### Directions
Note how many lines hold "oddělení" and report that number by itself.

Collection entries

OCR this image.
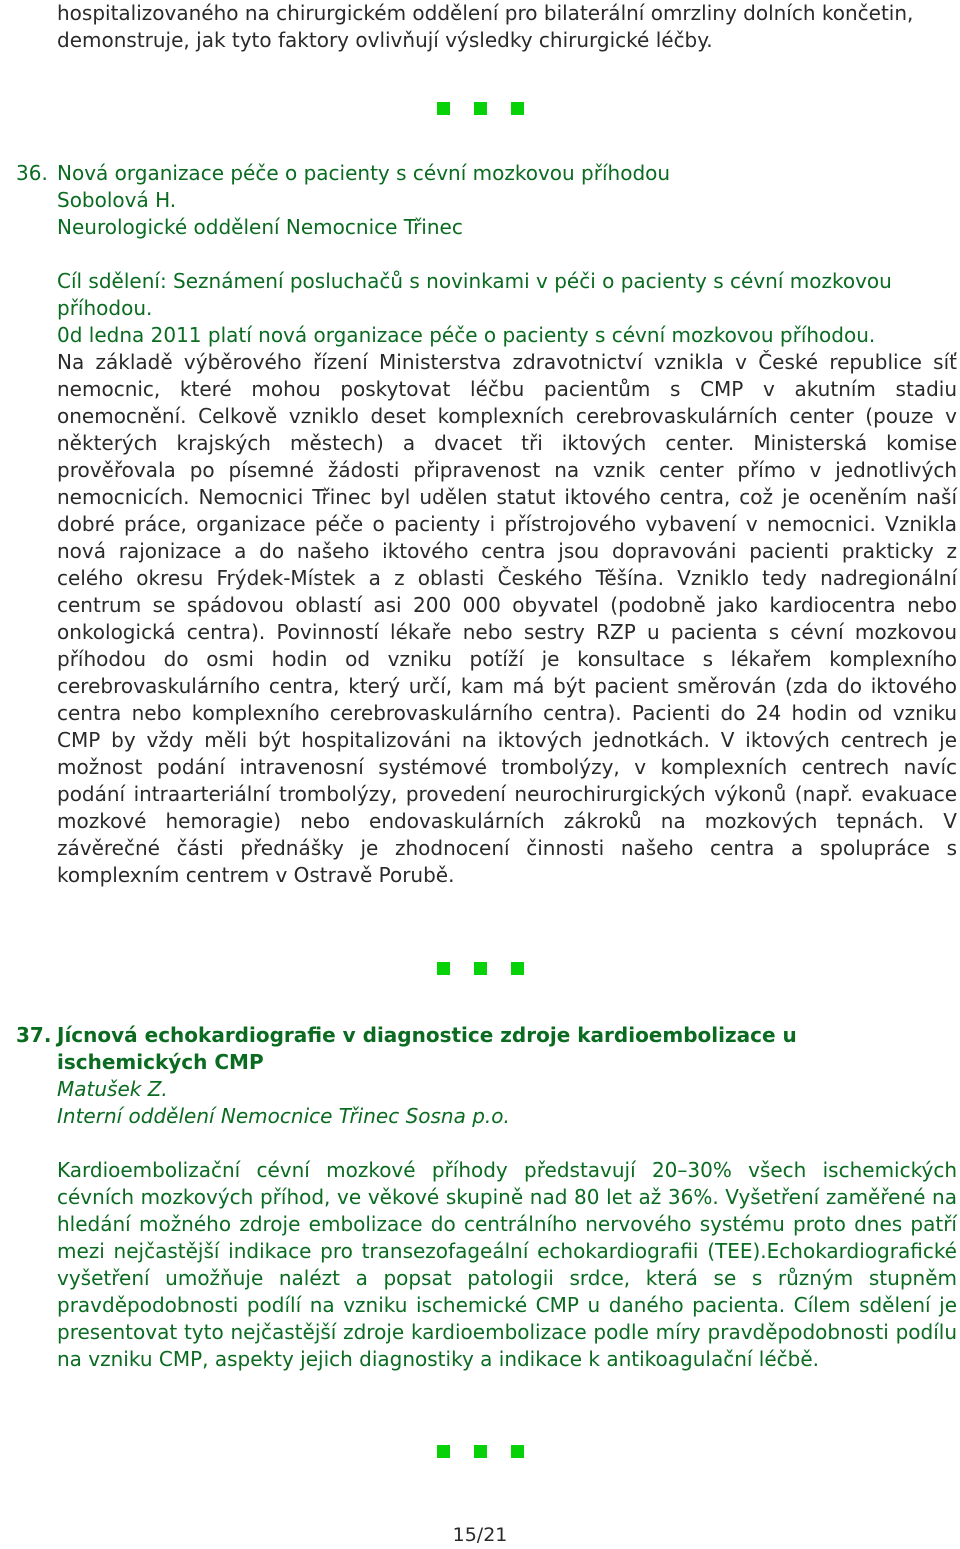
hospitalizovaného na chirurgickém oddělení pro bilaterální omrzliny dolních končetin,

demonstruje, jak tyto faktory ovlivňují výsledky chirurgické léčby.

36. Nová organizace péče o pacienty s cévní mozkovou příhodou
Sobolová H.
Neurologické oddělení Nemocnice Třinec

Cíl sdělení: Seznámení posluchačů s novinkami v péči o pacienty s cévní mozkovou

příhodou.

0d ledna 2011 platí nová organizace péče o pacienty s cévní mozkovou příhodou.
Na základě výběrového řízení Ministerstva zdravotnictví vznikla v České republice síť nemocnic, které mohou poskytovat léčbu pacientům s CMP v akutním stadiu onemocnění. Celkově vzniklo deset komplexních cerebrovaskulárních center (pouze v některých krajských městech) a dvacet tři iktových center. Ministerská komise prověřovala po písemné žádosti připravenost na vznik center přímo v jednotlivých nemocnicích. Nemocnici Třinec byl udělen statut iktového centra, což je oceněním naší dobré práce, organizace péče o pacienty i přístrojového vybavení v nemocnici. Vznikla nová rajonizace a do našeho iktového centra jsou dopravováni pacienti prakticky z celého okresu Frýdek-Místek a z oblasti Českého Těšína. Vzniklo tedy nadregionální centrum se spádovou oblastí asi 200 000 obyvatel (podobně jako kardiocentra nebo onkologická centra). Povinností lékaře nebo sestry RZP u pacienta s cévní mozkovou příhodou do osmi hodin od vzniku potíží je konsultace s lékařem komplexního cerebrovaskulárního centra, který určí, kam má být pacient směrován (zda do iktového centra nebo komplexního cerebrovaskulárního centra). Pacienti do 24 hodin od vzniku CMP by vždy měli být hospitalizováni na iktových jednotkách. V iktových centrech je možnost podání intravenosní systémové trombolýzy, v komplexních centrech navíc podání intraarteriální trombolýzy, provedení neurochirurgických výkonů (např. evakuace mozkové hemoragie) nebo endovaskulárních zákroků na mozkových tepnách. V závěrečné části přednášky je zhodnocení činnosti našeho centra a spolupráce s komplexním centrem v Ostravě Porubě.
37. Jícnová echokardiografie v diagnostice zdroje kardioembolizace u ischemických CMP
Matušek Z.
Interní oddělení Nemocnice Třinec Sosna p.o.
Kardioembolizační cévní mozkové příhody představují 20–30% všech ischemických cévních mozkových příhod, ve věkové skupině nad 80 let až 36%. Vyšetření zaměřené na hledání možného zdroje embolizace do centrálního nervového systému proto dnes patří mezi nejčastější indikace pro transezofageální echokardiografii (TEE).Echokardiografické vyšetření umožňuje nalézt a popsat patologii srdce, která se s různým stupněm pravděpodobnosti podílí na vzniku ischemické CMP u daného pacienta. Cílem sdělení je presentovat tyto nejčastější zdroje kardioembolizace podle míry pravděpodobnosti podílu na vzniku CMP, aspekty jejich diagnostiky a indikace k antikoagulační léčbě.
15/21
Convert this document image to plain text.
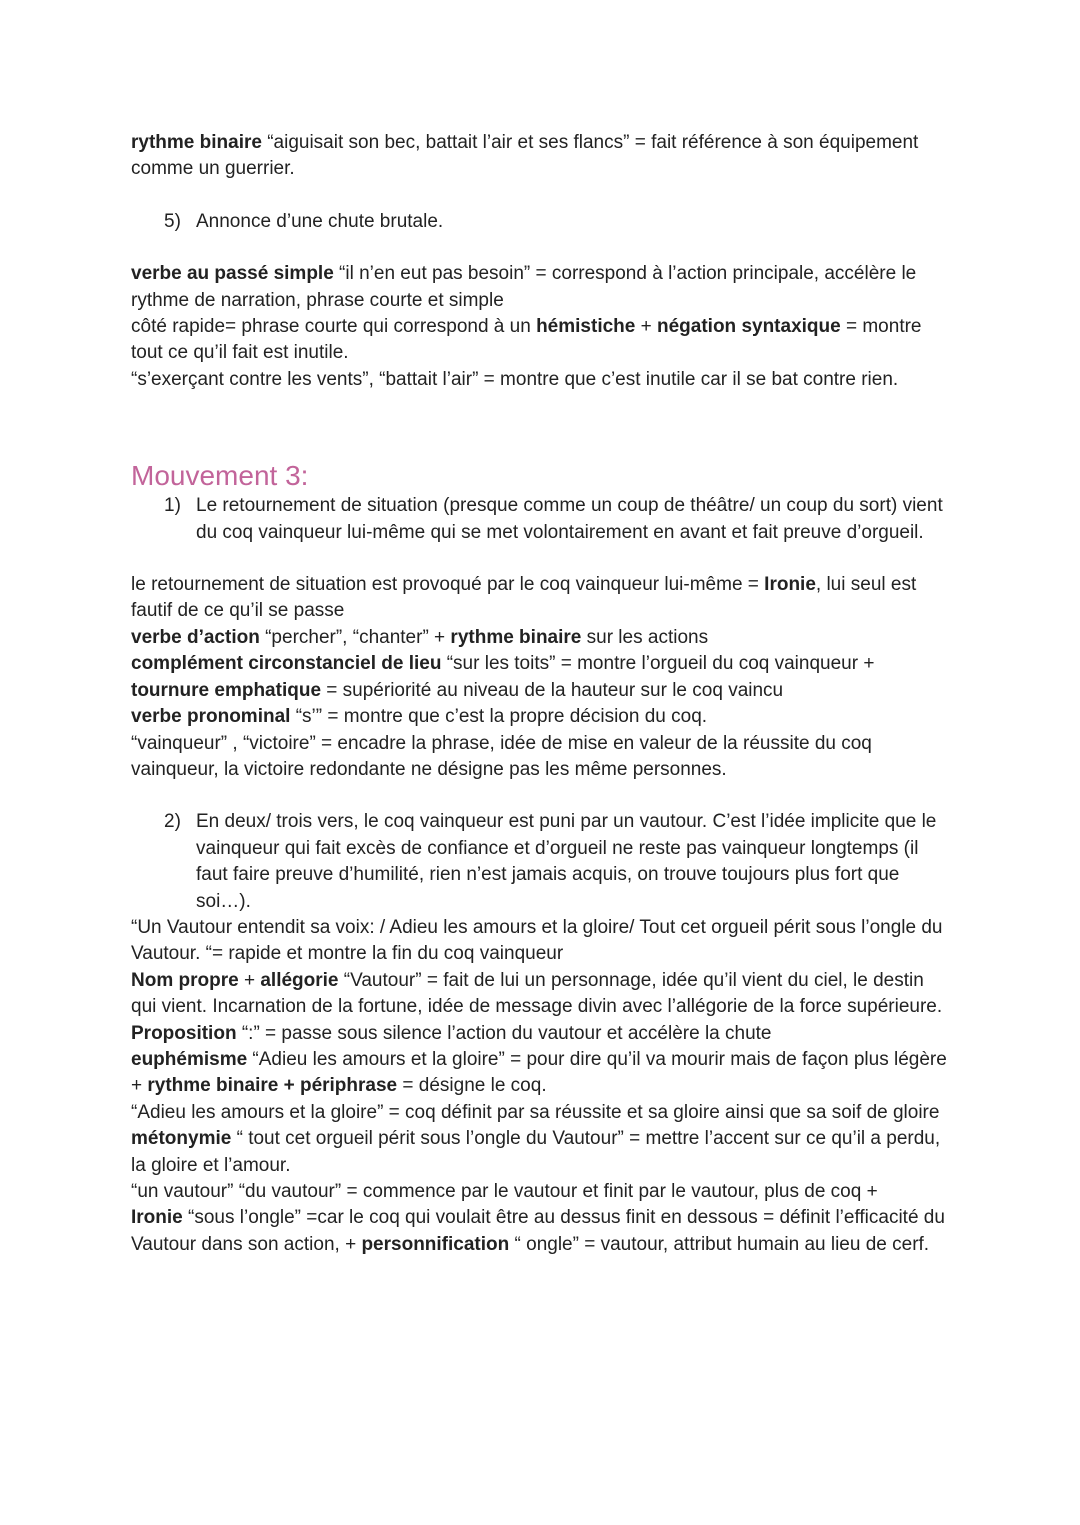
rythme binaire “aiguisait son bec, battait l’air et ses flancs” = fait référence à son équipement comme un guerrier.

5) Annonce d’une chute brutale.

verbe au passé simple “il n’en eut pas besoin” = correspond à l’action principale, accélère le rythme de narration, phrase courte et simple

côté rapide= phrase courte qui correspond à un hémistiche + négation syntaxique = montre tout ce qu’il fait est inutile.

“s’exerçant contre les vents”, “battait l’air” = montre que c’est inutile car il se bat contre rien.

Mouvement 3:
1) Le retournement de situation (presque comme un coup de théâtre/ un coup du sort) vient du coq vainqueur lui-même qui se met volontairement en avant et fait preuve d’orgueil.

le retournement de situation est provoqué par le coq vainqueur lui-même = Ironie, lui seul est fautif de ce qu’il se passe

verbe d’action “percher”, “chanter” + rythme binaire sur les actions

complément circonstanciel de lieu “sur les toits” = montre l’orgueil du coq vainqueur +

tournure emphatique = supériorité au niveau de la hauteur sur le coq vaincu

verbe pronominal “s’” = montre que c’est la propre décision du coq.

“vainqueur” , “victoire” = encadre la phrase, idée de mise en valeur de la réussite du coq vainqueur, la victoire redondante ne désigne pas les même personnes.

2) En deux/ trois vers, le coq vainqueur est puni par un vautour. C’est l’idée implicite que le vainqueur qui fait excès de confiance et d’orgueil ne reste pas vainqueur longtemps (il faut faire preuve d’humilité, rien n’est jamais acquis, on trouve toujours plus fort que soi…).

“Un Vautour entendit sa voix: / Adieu les amours et la gloire/ Tout cet orgueil périt sous l’ongle du Vautour. “= rapide et montre la fin du coq vainqueur

Nom propre + allégorie “Vautour” = fait de lui un personnage, idée qu’il vient du ciel, le destin qui vient. Incarnation de la fortune, idée de message divin avec l’allégorie de la force supérieure.

Proposition “:” = passe sous silence l’action du vautour et accélère la chute

euphémisme “Adieu les amours et la gloire” = pour dire qu’il va mourir mais de façon plus légère + rythme binaire + périphrase = désigne le coq.

“Adieu les amours et la gloire” = coq définit par sa réussite et sa gloire ainsi que sa soif de gloire

métonymie “ tout cet orgueil périt sous l’ongle du Vautour” = mettre l’accent sur ce qu’il a perdu, la gloire et l’amour.

“un vautour” “du vautour” = commence par le vautour et finit par le vautour, plus de coq +

Ironie “sous l’ongle” =car le coq qui voulait être au dessus finit en dessous = définit l’efficacité du Vautour dans son action, + personnification “ ongle” = vautour, attribut humain au lieu de cerf.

### Written response
3